▶ _SHORT EXERCISE_:
Find the word "đồng" in the data. Return every line where it appears.

(Data entries)
## Begin

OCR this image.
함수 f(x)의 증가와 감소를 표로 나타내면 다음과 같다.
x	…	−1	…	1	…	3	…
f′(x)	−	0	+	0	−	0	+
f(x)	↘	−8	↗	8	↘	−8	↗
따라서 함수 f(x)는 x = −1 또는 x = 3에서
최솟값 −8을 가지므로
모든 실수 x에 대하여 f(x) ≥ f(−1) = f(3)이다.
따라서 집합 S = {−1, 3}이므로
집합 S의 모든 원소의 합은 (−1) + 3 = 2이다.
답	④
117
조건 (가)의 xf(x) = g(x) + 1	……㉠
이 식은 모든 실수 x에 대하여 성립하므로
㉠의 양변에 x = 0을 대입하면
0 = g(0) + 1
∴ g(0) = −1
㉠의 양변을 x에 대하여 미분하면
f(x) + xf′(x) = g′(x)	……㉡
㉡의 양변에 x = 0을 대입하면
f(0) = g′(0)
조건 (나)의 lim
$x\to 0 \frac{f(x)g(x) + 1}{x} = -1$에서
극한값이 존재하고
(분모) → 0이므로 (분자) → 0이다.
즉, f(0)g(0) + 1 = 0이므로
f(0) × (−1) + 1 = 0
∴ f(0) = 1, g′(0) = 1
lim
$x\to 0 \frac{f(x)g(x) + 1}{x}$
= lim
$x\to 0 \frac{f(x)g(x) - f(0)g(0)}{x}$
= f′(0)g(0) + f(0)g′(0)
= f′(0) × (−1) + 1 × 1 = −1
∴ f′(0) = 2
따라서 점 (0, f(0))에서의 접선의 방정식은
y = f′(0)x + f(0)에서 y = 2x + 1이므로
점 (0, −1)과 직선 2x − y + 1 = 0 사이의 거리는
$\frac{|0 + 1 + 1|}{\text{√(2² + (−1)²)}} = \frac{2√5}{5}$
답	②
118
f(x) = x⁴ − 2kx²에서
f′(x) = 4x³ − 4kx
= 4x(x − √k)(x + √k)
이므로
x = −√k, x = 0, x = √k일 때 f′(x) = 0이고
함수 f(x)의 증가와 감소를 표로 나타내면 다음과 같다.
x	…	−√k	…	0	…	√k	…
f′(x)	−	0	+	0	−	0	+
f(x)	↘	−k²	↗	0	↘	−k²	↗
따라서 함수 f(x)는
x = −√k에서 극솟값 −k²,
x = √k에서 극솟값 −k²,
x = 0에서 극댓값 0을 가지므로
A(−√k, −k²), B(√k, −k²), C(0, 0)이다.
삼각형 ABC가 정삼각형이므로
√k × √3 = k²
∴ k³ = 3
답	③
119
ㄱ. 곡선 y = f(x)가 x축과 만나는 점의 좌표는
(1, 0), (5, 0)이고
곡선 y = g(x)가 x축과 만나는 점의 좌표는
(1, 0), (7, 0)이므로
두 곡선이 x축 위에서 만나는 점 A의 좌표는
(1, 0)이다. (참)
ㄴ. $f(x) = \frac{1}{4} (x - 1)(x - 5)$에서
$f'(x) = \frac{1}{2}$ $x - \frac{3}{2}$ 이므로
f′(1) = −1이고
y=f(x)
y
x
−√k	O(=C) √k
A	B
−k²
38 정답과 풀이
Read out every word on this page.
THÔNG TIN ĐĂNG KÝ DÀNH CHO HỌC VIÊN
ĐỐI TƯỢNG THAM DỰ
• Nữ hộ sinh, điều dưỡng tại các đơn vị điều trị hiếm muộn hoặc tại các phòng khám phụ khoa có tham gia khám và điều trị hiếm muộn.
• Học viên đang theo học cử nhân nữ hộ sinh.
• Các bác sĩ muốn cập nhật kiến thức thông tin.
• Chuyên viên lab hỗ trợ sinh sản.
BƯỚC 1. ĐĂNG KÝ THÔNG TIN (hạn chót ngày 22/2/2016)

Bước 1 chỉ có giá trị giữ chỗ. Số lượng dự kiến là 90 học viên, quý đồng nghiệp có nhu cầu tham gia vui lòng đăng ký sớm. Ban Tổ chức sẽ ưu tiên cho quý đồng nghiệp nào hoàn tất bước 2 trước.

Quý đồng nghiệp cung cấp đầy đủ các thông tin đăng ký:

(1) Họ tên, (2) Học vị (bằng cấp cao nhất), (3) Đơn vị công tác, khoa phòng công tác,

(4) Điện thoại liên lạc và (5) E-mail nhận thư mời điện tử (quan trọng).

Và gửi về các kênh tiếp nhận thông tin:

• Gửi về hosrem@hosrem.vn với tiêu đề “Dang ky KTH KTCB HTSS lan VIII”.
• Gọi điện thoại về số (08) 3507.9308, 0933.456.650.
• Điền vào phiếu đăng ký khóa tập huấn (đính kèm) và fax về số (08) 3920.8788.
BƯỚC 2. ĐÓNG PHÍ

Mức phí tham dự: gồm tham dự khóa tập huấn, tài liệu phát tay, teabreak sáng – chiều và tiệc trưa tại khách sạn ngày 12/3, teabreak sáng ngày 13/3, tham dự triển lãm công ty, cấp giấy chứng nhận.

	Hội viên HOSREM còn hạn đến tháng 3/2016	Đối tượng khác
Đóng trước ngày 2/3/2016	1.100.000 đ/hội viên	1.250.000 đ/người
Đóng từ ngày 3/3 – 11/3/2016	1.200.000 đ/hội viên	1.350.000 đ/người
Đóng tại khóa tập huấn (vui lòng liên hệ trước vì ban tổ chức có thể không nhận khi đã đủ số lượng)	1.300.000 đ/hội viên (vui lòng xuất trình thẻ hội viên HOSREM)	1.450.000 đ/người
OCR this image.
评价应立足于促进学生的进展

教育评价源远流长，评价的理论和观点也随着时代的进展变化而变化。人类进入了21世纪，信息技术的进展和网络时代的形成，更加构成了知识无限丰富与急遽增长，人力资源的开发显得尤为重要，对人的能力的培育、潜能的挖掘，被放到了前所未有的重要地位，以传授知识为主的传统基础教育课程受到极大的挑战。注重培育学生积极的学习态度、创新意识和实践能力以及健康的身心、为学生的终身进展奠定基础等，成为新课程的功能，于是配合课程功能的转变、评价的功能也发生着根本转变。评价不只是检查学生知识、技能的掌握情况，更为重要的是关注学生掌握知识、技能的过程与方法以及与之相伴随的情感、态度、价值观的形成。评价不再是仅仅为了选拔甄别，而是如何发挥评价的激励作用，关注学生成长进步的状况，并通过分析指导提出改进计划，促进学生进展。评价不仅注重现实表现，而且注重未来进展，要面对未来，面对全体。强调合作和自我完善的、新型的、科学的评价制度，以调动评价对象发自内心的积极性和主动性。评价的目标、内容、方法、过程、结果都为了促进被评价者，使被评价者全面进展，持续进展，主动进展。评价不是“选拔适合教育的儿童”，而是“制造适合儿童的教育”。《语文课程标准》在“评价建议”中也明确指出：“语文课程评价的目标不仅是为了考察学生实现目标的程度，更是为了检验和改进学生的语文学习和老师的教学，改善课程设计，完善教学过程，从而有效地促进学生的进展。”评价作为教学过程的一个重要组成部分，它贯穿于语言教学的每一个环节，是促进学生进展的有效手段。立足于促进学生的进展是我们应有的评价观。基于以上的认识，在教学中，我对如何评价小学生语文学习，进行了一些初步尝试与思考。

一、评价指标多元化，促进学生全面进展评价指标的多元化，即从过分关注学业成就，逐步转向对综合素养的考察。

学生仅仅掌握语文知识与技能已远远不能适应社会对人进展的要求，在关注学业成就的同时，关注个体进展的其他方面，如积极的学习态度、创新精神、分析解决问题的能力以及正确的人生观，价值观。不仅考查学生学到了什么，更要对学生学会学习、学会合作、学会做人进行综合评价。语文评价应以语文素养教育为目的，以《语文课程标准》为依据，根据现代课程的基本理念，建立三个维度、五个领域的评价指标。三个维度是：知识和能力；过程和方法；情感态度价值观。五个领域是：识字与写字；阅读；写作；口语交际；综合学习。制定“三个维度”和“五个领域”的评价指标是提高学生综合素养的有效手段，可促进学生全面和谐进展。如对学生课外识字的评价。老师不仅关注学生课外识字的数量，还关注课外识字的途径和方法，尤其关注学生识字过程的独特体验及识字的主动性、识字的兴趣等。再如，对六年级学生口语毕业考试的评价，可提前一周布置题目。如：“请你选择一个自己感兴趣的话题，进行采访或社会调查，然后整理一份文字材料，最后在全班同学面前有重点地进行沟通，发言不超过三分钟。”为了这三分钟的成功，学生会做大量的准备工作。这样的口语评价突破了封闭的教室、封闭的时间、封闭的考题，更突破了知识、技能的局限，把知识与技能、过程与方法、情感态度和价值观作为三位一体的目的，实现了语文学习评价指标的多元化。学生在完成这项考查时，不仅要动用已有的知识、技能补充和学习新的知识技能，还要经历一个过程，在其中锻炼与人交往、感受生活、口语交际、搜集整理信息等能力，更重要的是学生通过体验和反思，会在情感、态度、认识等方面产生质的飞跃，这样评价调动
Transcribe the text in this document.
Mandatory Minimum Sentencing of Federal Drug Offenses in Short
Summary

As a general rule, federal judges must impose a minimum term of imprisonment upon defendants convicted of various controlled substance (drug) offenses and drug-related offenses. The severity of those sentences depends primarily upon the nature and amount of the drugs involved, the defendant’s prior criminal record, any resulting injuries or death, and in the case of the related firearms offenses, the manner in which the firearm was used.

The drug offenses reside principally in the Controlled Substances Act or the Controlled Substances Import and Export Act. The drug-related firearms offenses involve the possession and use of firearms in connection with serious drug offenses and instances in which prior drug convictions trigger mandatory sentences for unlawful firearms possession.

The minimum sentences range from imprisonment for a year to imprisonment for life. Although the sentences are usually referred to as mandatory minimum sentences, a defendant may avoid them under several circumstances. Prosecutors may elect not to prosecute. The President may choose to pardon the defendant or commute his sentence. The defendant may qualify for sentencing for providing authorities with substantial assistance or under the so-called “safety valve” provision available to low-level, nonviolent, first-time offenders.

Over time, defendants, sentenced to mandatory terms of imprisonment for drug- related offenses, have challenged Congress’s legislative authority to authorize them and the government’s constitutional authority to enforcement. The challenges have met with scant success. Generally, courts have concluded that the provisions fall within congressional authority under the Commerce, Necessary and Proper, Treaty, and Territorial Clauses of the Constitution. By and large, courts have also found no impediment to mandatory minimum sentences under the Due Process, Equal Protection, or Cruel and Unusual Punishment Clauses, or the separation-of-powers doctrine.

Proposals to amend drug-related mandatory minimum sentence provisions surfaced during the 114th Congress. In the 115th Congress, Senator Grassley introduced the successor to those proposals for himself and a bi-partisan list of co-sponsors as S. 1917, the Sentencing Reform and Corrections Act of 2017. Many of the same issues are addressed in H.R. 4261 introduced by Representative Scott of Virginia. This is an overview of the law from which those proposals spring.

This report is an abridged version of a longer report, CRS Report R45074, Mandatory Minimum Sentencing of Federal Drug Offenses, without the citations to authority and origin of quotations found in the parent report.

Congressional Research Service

## End

▶ _FINAL RESULT_:
Bước 1 chỉ có giá trị giữ chỗ. Số lượng dự kiến là 90 học viên, quý đồng nghiệp có nhu cầu tham gia vui lòng đăng ký sớm. Ban Tổ chức sẽ ưu tiên cho quý đồng nghiệp nào hoàn tất bước 2 trước.
Quý đồng nghiệp cung cấp đầy đủ các thông tin đăng ký:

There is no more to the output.